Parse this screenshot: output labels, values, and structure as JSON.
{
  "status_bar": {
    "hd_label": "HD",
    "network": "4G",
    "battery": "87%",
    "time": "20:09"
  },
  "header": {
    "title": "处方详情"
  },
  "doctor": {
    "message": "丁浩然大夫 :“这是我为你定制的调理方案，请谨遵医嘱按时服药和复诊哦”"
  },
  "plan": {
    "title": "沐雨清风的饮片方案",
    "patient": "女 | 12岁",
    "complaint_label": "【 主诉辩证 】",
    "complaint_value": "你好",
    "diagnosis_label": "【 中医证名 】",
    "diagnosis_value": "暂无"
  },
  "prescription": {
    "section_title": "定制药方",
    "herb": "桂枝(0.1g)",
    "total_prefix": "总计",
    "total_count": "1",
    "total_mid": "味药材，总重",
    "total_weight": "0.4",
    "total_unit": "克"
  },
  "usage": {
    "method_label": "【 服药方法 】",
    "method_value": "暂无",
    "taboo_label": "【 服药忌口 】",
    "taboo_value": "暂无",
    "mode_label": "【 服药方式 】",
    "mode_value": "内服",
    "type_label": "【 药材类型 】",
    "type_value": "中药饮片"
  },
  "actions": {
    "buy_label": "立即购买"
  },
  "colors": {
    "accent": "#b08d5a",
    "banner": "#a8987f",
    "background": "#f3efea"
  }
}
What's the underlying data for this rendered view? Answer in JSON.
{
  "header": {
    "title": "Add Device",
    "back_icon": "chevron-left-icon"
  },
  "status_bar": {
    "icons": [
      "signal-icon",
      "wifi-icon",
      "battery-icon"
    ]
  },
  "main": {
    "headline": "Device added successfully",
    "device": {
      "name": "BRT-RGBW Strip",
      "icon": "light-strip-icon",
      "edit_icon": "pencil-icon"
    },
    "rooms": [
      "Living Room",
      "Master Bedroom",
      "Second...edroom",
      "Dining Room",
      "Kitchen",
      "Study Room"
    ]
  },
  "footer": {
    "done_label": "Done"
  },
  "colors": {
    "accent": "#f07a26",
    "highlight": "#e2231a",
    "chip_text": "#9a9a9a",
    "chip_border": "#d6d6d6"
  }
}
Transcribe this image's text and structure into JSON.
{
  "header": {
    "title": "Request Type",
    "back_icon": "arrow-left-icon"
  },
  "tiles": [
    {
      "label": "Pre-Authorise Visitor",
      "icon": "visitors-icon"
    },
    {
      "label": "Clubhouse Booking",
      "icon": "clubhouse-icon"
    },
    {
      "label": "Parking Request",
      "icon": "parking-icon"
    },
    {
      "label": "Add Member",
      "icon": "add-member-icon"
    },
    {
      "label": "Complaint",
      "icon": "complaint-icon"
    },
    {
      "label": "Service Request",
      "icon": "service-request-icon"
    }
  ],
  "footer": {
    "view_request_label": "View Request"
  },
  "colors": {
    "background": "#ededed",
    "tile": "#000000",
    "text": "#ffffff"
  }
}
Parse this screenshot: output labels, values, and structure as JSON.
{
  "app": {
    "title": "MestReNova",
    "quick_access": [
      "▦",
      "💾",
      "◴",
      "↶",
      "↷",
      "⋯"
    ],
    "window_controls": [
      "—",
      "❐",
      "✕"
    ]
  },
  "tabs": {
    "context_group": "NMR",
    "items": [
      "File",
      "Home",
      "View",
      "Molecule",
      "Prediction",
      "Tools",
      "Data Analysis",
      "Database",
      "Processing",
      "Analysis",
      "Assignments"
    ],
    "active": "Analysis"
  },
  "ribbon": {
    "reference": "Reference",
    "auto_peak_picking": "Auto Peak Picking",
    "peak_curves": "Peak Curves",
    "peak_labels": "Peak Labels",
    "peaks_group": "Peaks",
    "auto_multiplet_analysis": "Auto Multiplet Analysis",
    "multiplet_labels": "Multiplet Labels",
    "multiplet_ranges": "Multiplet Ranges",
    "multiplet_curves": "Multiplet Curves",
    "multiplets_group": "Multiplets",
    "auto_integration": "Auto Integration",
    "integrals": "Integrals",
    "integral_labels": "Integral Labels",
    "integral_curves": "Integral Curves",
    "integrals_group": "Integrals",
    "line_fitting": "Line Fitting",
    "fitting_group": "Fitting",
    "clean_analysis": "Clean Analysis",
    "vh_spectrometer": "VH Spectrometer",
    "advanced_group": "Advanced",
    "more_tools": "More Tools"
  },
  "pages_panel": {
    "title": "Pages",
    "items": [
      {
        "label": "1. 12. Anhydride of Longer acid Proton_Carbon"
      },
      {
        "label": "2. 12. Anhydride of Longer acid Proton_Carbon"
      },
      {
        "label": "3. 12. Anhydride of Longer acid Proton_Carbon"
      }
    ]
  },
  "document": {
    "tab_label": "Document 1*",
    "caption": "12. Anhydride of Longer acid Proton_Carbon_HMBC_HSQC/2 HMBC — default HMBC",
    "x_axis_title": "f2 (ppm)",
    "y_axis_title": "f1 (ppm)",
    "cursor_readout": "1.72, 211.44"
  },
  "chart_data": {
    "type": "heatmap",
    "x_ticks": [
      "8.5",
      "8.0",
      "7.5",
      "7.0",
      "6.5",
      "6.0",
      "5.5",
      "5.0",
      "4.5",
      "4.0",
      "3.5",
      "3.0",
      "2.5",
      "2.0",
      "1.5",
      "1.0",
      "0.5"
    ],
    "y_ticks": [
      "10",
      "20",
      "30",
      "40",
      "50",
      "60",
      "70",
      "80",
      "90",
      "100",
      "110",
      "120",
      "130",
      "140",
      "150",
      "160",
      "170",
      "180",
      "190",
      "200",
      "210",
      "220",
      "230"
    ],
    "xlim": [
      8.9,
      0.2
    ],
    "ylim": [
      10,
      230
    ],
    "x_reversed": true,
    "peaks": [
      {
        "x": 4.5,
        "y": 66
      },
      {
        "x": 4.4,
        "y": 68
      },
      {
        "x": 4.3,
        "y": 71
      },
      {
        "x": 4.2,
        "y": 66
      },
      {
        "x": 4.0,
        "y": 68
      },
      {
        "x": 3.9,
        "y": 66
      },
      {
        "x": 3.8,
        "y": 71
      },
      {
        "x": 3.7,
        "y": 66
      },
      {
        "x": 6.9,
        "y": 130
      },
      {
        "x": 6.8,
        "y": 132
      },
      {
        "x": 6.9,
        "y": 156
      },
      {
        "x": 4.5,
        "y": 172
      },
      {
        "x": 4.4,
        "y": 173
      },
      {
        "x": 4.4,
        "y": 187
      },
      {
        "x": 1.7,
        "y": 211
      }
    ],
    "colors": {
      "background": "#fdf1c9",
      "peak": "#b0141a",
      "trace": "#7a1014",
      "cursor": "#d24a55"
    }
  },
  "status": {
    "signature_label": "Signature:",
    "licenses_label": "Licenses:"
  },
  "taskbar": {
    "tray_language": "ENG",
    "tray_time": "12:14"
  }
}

PROBLEM STATEMENT
Copy out the full material exactly as it appears.

SOLUTION FOR THIS PROBLEM
Parse this screenshot: output labels, values, and structure as JSON.
{
  "status_bar": {
    "hd_label": "HD",
    "network": "4G",
    "battery": "87%",
    "time": "20:09"
  },
  "header": {
    "title": "处方详情"
  },
  "doctor": {
    "message": "丁浩然大夫 :“这是我为你定制的调理方案，请谨遵医嘱按时服药和复诊哦”"
  },
  "plan": {
    "title": "沐雨清风的饮片方案",
    "patient": "女 | 12岁",
    "complaint_label": "【 主诉辩证 】",
    "complaint_value": "你好",
    "diagnosis_label": "【 中医证名 】",
    "diagnosis_value": "暂无"
  },
  "prescription": {
    "section_title": "定制药方",
    "herb": "桂枝(0.1g)",
    "total_prefix": "总计",
    "total_count": "1",
    "total_mid": "味药材，总重",
    "total_weight": "0.4",
    "total_unit": "克"
  },
  "usage": {
    "method_label": "【 服药方法 】",
    "method_value": "暂无",
    "taboo_label": "【 服药忌口 】",
    "taboo_value": "暂无",
    "mode_label": "【 服药方式 】",
    "mode_value": "内服",
    "type_label": "【 药材类型 】",
    "type_value": "中药饮片"
  },
  "actions": {
    "buy_label": "立即购买"
  },
  "colors": {
    "accent": "#b08d5a",
    "banner": "#a8987f",
    "background": "#f3efea"
  }
}
What's the underlying data for this rendered view? Answer in JSON.
{
  "header": {
    "title": "Add Device",
    "back_icon": "chevron-left-icon"
  },
  "status_bar": {
    "icons": [
      "signal-icon",
      "wifi-icon",
      "battery-icon"
    ]
  },
  "main": {
    "headline": "Device added successfully",
    "device": {
      "name": "BRT-RGBW Strip",
      "icon": "light-strip-icon",
      "edit_icon": "pencil-icon"
    },
    "rooms": [
      "Living Room",
      "Master Bedroom",
      "Second...edroom",
      "Dining Room",
      "Kitchen",
      "Study Room"
    ]
  },
  "footer": {
    "done_label": "Done"
  },
  "colors": {
    "accent": "#f07a26",
    "highlight": "#e2231a",
    "chip_text": "#9a9a9a",
    "chip_border": "#d6d6d6"
  }
}
Transcribe this image's text and structure into JSON.
{
  "header": {
    "title": "Request Type",
    "back_icon": "arrow-left-icon"
  },
  "tiles": [
    {
      "label": "Pre-Authorise Visitor",
      "icon": "visitors-icon"
    },
    {
      "label": "Clubhouse Booking",
      "icon": "clubhouse-icon"
    },
    {
      "label": "Parking Request",
      "icon": "parking-icon"
    },
    {
      "label": "Add Member",
      "icon": "add-member-icon"
    },
    {
      "label": "Complaint",
      "icon": "complaint-icon"
    },
    {
      "label": "Service Request",
      "icon": "service-request-icon"
    }
  ],
  "footer": {
    "view_request_label": "View Request"
  },
  "colors": {
    "background": "#ededed",
    "tile": "#000000",
    "text": "#ffffff"
  }
}
Parse this screenshot: output labels, values, and structure as JSON.
{
  "app": {
    "title": "MestReNova",
    "quick_access": [
      "▦",
      "💾",
      "◴",
      "↶",
      "↷",
      "⋯"
    ],
    "window_controls": [
      "—",
      "❐",
      "✕"
    ]
  },
  "tabs": {
    "context_group": "NMR",
    "items": [
      "File",
      "Home",
      "View",
      "Molecule",
      "Prediction",
      "Tools",
      "Data Analysis",
      "Database",
      "Processing",
      "Analysis",
      "Assignments"
    ],
    "active": "Analysis"
  },
  "ribbon": {
    "reference": "Reference",
    "auto_peak_picking": "Auto Peak Picking",
    "peak_curves": "Peak Curves",
    "peak_labels": "Peak Labels",
    "peaks_group": "Peaks",
    "auto_multiplet_analysis": "Auto Multiplet Analysis",
    "multiplet_labels": "Multiplet Labels",
    "multiplet_ranges": "Multiplet Ranges",
    "multiplet_curves": "Multiplet Curves",
    "multiplets_group": "Multiplets",
    "auto_integration": "Auto Integration",
    "integrals": "Integrals",
    "integral_labels": "Integral Labels",
    "integral_curves": "Integral Curves",
    "integrals_group": "Integrals",
    "line_fitting": "Line Fitting",
    "fitting_group": "Fitting",
    "clean_analysis": "Clean Analysis",
    "vh_spectrometer": "VH Spectrometer",
    "advanced_group": "Advanced",
    "more_tools": "More Tools"
  },
  "pages_panel": {
    "title": "Pages",
    "items": [
      {
        "label": "1. 12. Anhydride of Longer acid Proton_Carbon"
      },
      {
        "label": "2. 12. Anhydride of Longer acid Proton_Carbon"
      },
      {
        "label": "3. 12. Anhydride of Longer acid Proton_Carbon"
      }
    ]
  },
  "document": {
    "tab_label": "Document 1*",
    "caption": "12. Anhydride of Longer acid Proton_Carbon_HMBC_HSQC/2 HMBC — default HMBC",
    "x_axis_title": "f2 (ppm)",
    "y_axis_title": "f1 (ppm)",
    "cursor_readout": "1.72, 211.44"
  },
  "chart_data": {
    "type": "heatmap",
    "x_ticks": [
      "8.5",
      "8.0",
      "7.5",
      "7.0",
      "6.5",
      "6.0",
      "5.5",
      "5.0",
      "4.5",
      "4.0",
      "3.5",
      "3.0",
      "2.5",
      "2.0",
      "1.5",
      "1.0",
      "0.5"
    ],
    "y_ticks": [
      "10",
      "20",
      "30",
      "40",
      "50",
      "60",
      "70",
      "80",
      "90",
      "100",
      "110",
      "120",
      "130",
      "140",
      "150",
      "160",
      "170",
      "180",
      "190",
      "200",
      "210",
      "220",
      "230"
    ],
    "xlim": [
      8.9,
      0.2
    ],
    "ylim": [
      10,
      230
    ],
    "x_reversed": true,
    "peaks": [
      {
        "x": 4.5,
        "y": 66
      },
      {
        "x": 4.4,
        "y": 68
      },
      {
        "x": 4.3,
        "y": 71
      },
      {
        "x": 4.2,
        "y": 66
      },
      {
        "x": 4.0,
        "y": 68
      },
      {
        "x": 3.9,
        "y": 66
      },
      {
        "x": 3.8,
        "y": 71
      },
      {
        "x": 3.7,
        "y": 66
      },
      {
        "x": 6.9,
        "y": 130
      },
      {
        "x": 6.8,
        "y": 132
      },
      {
        "x": 6.9,
        "y": 156
      },
      {
        "x": 4.5,
        "y": 172
      },
      {
        "x": 4.4,
        "y": 173
      },
      {
        "x": 4.4,
        "y": 187
      },
      {
        "x": 1.7,
        "y": 211
      }
    ],
    "colors": {
      "background": "#fdf1c9",
      "peak": "#b0141a",
      "trace": "#7a1014",
      "cursor": "#d24a55"
    }
  },
  "status": {
    "signature_label": "Signature:",
    "licenses_label": "Licenses:"
  },
  "taskbar": {
    "tray_language": "ENG",
    "tray_time": "12:14"
  }
}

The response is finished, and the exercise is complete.